◆ **Goal**
Turn every line of the material below into a numbered list, skipping any blank lines. Omit the pictures.

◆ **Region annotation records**

-*-

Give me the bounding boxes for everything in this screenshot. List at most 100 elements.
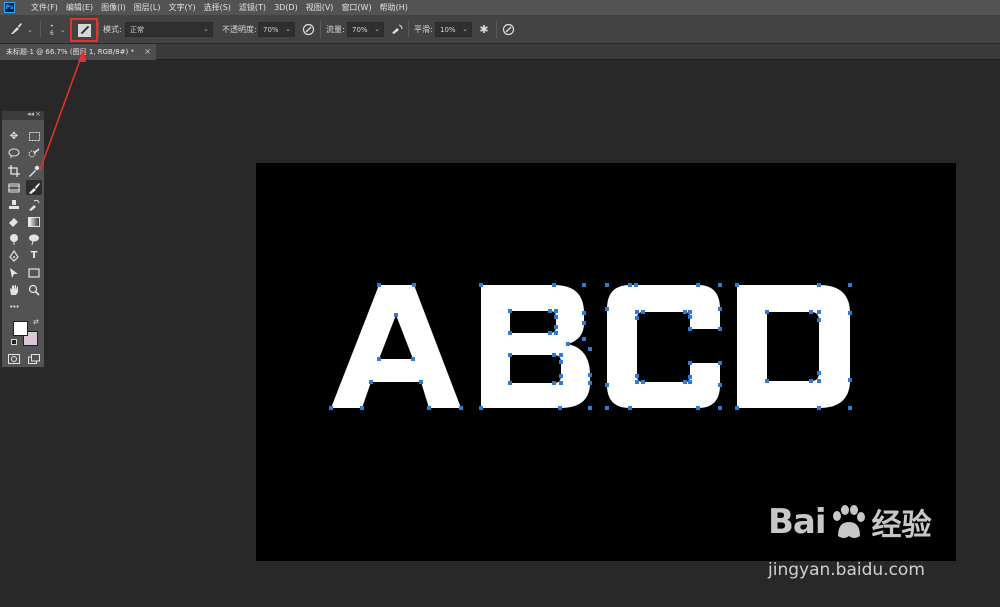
blur-tool-icon[interactable] (6, 231, 22, 246)
anchor-point (508, 353, 512, 357)
anchor-point (582, 311, 586, 315)
brush-tool-preset-icon[interactable] (8, 21, 24, 37)
anchor-point (683, 380, 687, 384)
pen-tool-icon[interactable] (6, 248, 22, 263)
collapse-icon[interactable]: ◂◂ (27, 110, 34, 118)
eraser-tool-icon[interactable] (6, 214, 22, 229)
anchor-point (688, 327, 692, 331)
divider (496, 21, 497, 38)
menu-3d[interactable]: 3D(D) (274, 3, 298, 12)
divider (408, 21, 409, 38)
dodge-tool-icon[interactable] (26, 231, 42, 246)
menu-type[interactable]: 文字(Y) (168, 2, 195, 13)
anchor-point (559, 360, 563, 364)
airbrush-icon[interactable] (389, 21, 405, 37)
type-tool-icon[interactable]: T (26, 248, 42, 263)
pressure-size-icon[interactable] (500, 21, 516, 37)
menu-filter[interactable]: 滤镜(T) (239, 2, 266, 13)
document-title: 未标题-1 @ 66.7% (图层 1, RGB/8#) * (6, 48, 134, 56)
quick-mask-icon[interactable] (6, 351, 22, 366)
anchor-point (718, 283, 722, 287)
screen-mode-icon[interactable] (26, 351, 42, 366)
pressure-opacity-icon[interactable] (300, 21, 316, 37)
lasso-tool-icon[interactable] (6, 146, 22, 161)
menu-image[interactable]: 图像(I) (101, 2, 126, 13)
anchor-point (412, 283, 416, 287)
anchor-point (696, 406, 700, 410)
letter-d (737, 285, 850, 408)
menu-select[interactable]: 选择(S) (204, 2, 231, 13)
anchor-point (688, 380, 692, 384)
letter-c (607, 285, 720, 408)
anchor-point (635, 374, 639, 378)
close-icon[interactable]: × (35, 110, 41, 118)
anchor-point (817, 371, 821, 375)
stamp-tool-icon[interactable] (6, 197, 22, 212)
menu-window[interactable]: 窗口(W) (341, 2, 371, 13)
chevron-down-icon[interactable]: ⌄ (60, 15, 66, 44)
brush-panel-toggle-button[interactable] (70, 18, 98, 42)
close-icon[interactable]: × (144, 47, 151, 56)
anchor-point (552, 283, 556, 287)
eyedropper-tool-icon[interactable] (26, 163, 42, 178)
anchor-point (360, 406, 364, 410)
anchor-point (419, 380, 423, 384)
hand-tool-icon[interactable] (6, 282, 22, 297)
brush-tool-icon[interactable] (26, 180, 42, 195)
history-brush-tool-icon[interactable] (26, 197, 42, 212)
divider (320, 21, 321, 38)
anchor-point (479, 406, 483, 410)
gradient-tool-icon[interactable] (26, 214, 42, 229)
opacity-field[interactable]: 70% ⌄ (258, 22, 295, 37)
mode-label: 模式: (103, 25, 122, 34)
chevron-down-icon[interactable]: ⌄ (27, 15, 33, 44)
tab-document[interactable]: 未标题-1 @ 66.7% (图层 1, RGB/8#) * × (0, 44, 156, 60)
quick-selection-tool-icon[interactable] (26, 146, 42, 161)
brush-size-picker[interactable]: • 6 (50, 15, 54, 44)
anchor-point (377, 283, 381, 287)
anchor-point (765, 379, 769, 383)
anchor-point (554, 315, 558, 319)
crop-tool-icon[interactable] (6, 163, 22, 178)
watermark-url: jingyan.baidu.com (768, 560, 925, 580)
anchor-point (817, 283, 821, 287)
anchor-point (718, 383, 722, 387)
zoom-tool-icon[interactable] (26, 282, 42, 297)
anchor-point (809, 379, 813, 383)
menu-help[interactable]: 帮助(H) (380, 2, 408, 13)
anchor-point (809, 310, 813, 314)
anchor-point (718, 327, 722, 331)
anchor-point (817, 310, 821, 314)
menu-edit[interactable]: 编辑(E) (66, 2, 93, 13)
chevron-down-icon: ⌄ (203, 25, 209, 33)
menu-view[interactable]: 视图(V) (306, 2, 334, 13)
anchor-point (582, 321, 586, 325)
anchor-point (641, 380, 645, 384)
anchor-point (688, 375, 692, 379)
anchor-point (554, 309, 558, 313)
gear-icon[interactable]: ✱ (476, 21, 492, 37)
foreground-color-swatch[interactable] (13, 321, 28, 336)
default-colors-icon[interactable] (11, 339, 17, 345)
chevron-down-icon: ⌄ (462, 25, 468, 33)
menu-file[interactable]: 文件(F) (31, 2, 58, 13)
anchor-point (394, 313, 398, 317)
move-tool-icon[interactable]: ✥ (6, 129, 22, 144)
rectangle-tool-icon[interactable] (26, 265, 42, 280)
marquee-tool-icon[interactable] (26, 129, 42, 144)
flow-field[interactable]: 70% ⌄ (347, 22, 384, 37)
frame-tool-icon[interactable] (6, 180, 22, 195)
anchor-point (817, 318, 821, 322)
smoothing-field[interactable]: 10% ⌄ (435, 22, 472, 37)
path-selection-tool-icon[interactable] (6, 265, 22, 280)
more-tools-icon[interactable]: ••• (6, 299, 22, 314)
anchor-point (588, 347, 592, 351)
anchor-point (765, 310, 769, 314)
opacity-value: 70% (263, 25, 279, 34)
mode-dropdown[interactable]: 正常 ⌄ (125, 22, 213, 37)
menu-layer[interactable]: 图层(L) (134, 2, 161, 13)
anchor-point (848, 406, 852, 410)
tools-panel-header[interactable]: ◂◂ × (2, 110, 44, 120)
swap-colors-icon[interactable]: ⇄ (33, 318, 39, 326)
brush-dot-icon: • (50, 22, 54, 30)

-*-

◆ **Finished exercise**
1. Give me the bounding boxes for everything in this screenshot. List at most 100 elements.
2. blur-tool-icon[interactable] (6, 231, 22, 246)
3. anchor-point (508, 353, 512, 357)
4. anchor-point (582, 311, 586, 315)
5. brush-tool-preset-icon[interactable] (8, 21, 24, 37)
6. anchor-point (683, 380, 687, 384)
7. pen-tool-icon[interactable] (6, 248, 22, 263)
8. collapse-icon[interactable]: ◂◂ (27, 110, 34, 118)
9. eraser-tool-icon[interactable] (6, 214, 22, 229)
10. anchor-point (688, 327, 692, 331)
11. divider (496, 21, 497, 38)
12. menu-3d[interactable]: 3D(D) (274, 3, 298, 12)
13. divider (408, 21, 409, 38)
14. dodge-tool-icon[interactable] (26, 231, 42, 246)
15. menu-type[interactable]: 文字(Y) (168, 2, 195, 13)
16. anchor-point (559, 360, 563, 364)
17. airbrush-icon[interactable] (389, 21, 405, 37)
18. type-tool-icon[interactable]: T (26, 248, 42, 263)
19. pressure-size-icon[interactable] (500, 21, 516, 37)
20. menu-filter[interactable]: 滤镜(T) (239, 2, 266, 13)
21. document-title: 未标题-1 @ 66.7% (图层 1, RGB/8#) * (6, 48, 134, 56)
22. quick-mask-icon[interactable] (6, 351, 22, 366)
23. anchor-point (718, 283, 722, 287)
24. screen-mode-icon[interactable] (26, 351, 42, 366)
25. pressure-opacity-icon[interactable] (300, 21, 316, 37)
26. lasso-tool-icon[interactable] (6, 146, 22, 161)
27. menu-image[interactable]: 图像(I) (101, 2, 126, 13)
28. anchor-point (412, 283, 416, 287)
29. anchor-point (696, 406, 700, 410)
30. letter-d (737, 285, 850, 408)
31. menu-select[interactable]: 选择(S) (204, 2, 231, 13)
32. anchor-point (688, 380, 692, 384)
33. letter-c (607, 285, 720, 408)
34. anchor-point (635, 374, 639, 378)
35. close-icon[interactable]: × (35, 110, 41, 118)
36. anchor-point (817, 371, 821, 375)
37. stamp-tool-icon[interactable] (6, 197, 22, 212)
38. menu-window[interactable]: 窗口(W) (341, 2, 371, 13)
39. chevron-down-icon[interactable]: ⌄ (60, 15, 66, 44)
40. brush-panel-toggle-button[interactable] (70, 18, 98, 42)
41. close-icon[interactable]: × (144, 47, 151, 56)
42. anchor-point (552, 283, 556, 287)
43. eyedropper-tool-icon[interactable] (26, 163, 42, 178)
44. anchor-point (360, 406, 364, 410)
45. anchor-point (419, 380, 423, 384)
46. hand-tool-icon[interactable] (6, 282, 22, 297)
47. brush-tool-icon[interactable] (26, 180, 42, 195)
48. history-brush-tool-icon[interactable] (26, 197, 42, 212)
49. divider (320, 21, 321, 38)
50. anchor-point (479, 406, 483, 410)
51. gradient-tool-icon[interactable] (26, 214, 42, 229)
52. opacity-field[interactable]: 70% ⌄ (258, 22, 295, 37)
53. mode-label: 模式: (103, 25, 122, 34)
54. chevron-down-icon[interactable]: ⌄ (27, 15, 33, 44)
55. tab-document[interactable]: 未标题-1 @ 66.7% (图层 1, RGB/8#) * × (0, 44, 156, 60)
56. quick-selection-tool-icon[interactable] (26, 146, 42, 161)
57. brush-size-picker[interactable]: • 6 (50, 15, 54, 44)
58. anchor-point (377, 283, 381, 287)
59. anchor-point (765, 379, 769, 383)
60. anchor-point (554, 315, 558, 319)
61. crop-tool-icon[interactable] (6, 163, 22, 178)
62. watermark-url: jingyan.baidu.com (768, 560, 925, 580)
63. anchor-point (817, 283, 821, 287)
64. anchor-point (718, 383, 722, 387)
65. zoom-tool-icon[interactable] (26, 282, 42, 297)
66. anchor-point (809, 379, 813, 383)
67. menu-help[interactable]: 帮助(H) (380, 2, 408, 13)
68. anchor-point (809, 310, 813, 314)
69. anchor-point (718, 327, 722, 331)
70. anchor-point (817, 310, 821, 314)
71. menu-edit[interactable]: 编辑(E) (66, 2, 93, 13)
72. chevron-down-icon: ⌄ (203, 25, 209, 33)
73. menu-view[interactable]: 视图(V) (306, 2, 334, 13)
74. anchor-point (582, 321, 586, 325)
75. anchor-point (641, 380, 645, 384)
76. anchor-point (688, 375, 692, 379)
77. anchor-point (554, 309, 558, 313)
78. gear-icon[interactable]: ✱ (476, 21, 492, 37)
79. foreground-color-swatch[interactable] (13, 321, 28, 336)
80. default-colors-icon[interactable] (11, 339, 17, 345)
81. chevron-down-icon: ⌄ (462, 25, 468, 33)
82. menu-file[interactable]: 文件(F) (31, 2, 58, 13)
83. anchor-point (394, 313, 398, 317)
84. move-tool-icon[interactable]: ✥ (6, 129, 22, 144)
85. rectangle-tool-icon[interactable] (26, 265, 42, 280)
86. marquee-tool-icon[interactable] (26, 129, 42, 144)
87. flow-field[interactable]: 70% ⌄ (347, 22, 384, 37)
88. frame-tool-icon[interactable] (6, 180, 22, 195)
89. anchor-point (817, 318, 821, 322)
90. smoothing-field[interactable]: 10% ⌄ (435, 22, 472, 37)
91. path-selection-tool-icon[interactable] (6, 265, 22, 280)
92. more-tools-icon[interactable]: ••• (6, 299, 22, 314)
93. anchor-point (588, 347, 592, 351)
94. anchor-point (765, 310, 769, 314)
95. opacity-value: 70% (263, 25, 279, 34)
96. mode-dropdown[interactable]: 正常 ⌄ (125, 22, 213, 37)
97. menu-layer[interactable]: 图层(L) (134, 2, 161, 13)
98. anchor-point (848, 406, 852, 410)
99. tools-panel-header[interactable]: ◂◂ × (2, 110, 44, 120)
100. swap-colors-icon[interactable]: ⇄ (33, 318, 39, 326)
101. brush-dot-icon: • (50, 22, 54, 30)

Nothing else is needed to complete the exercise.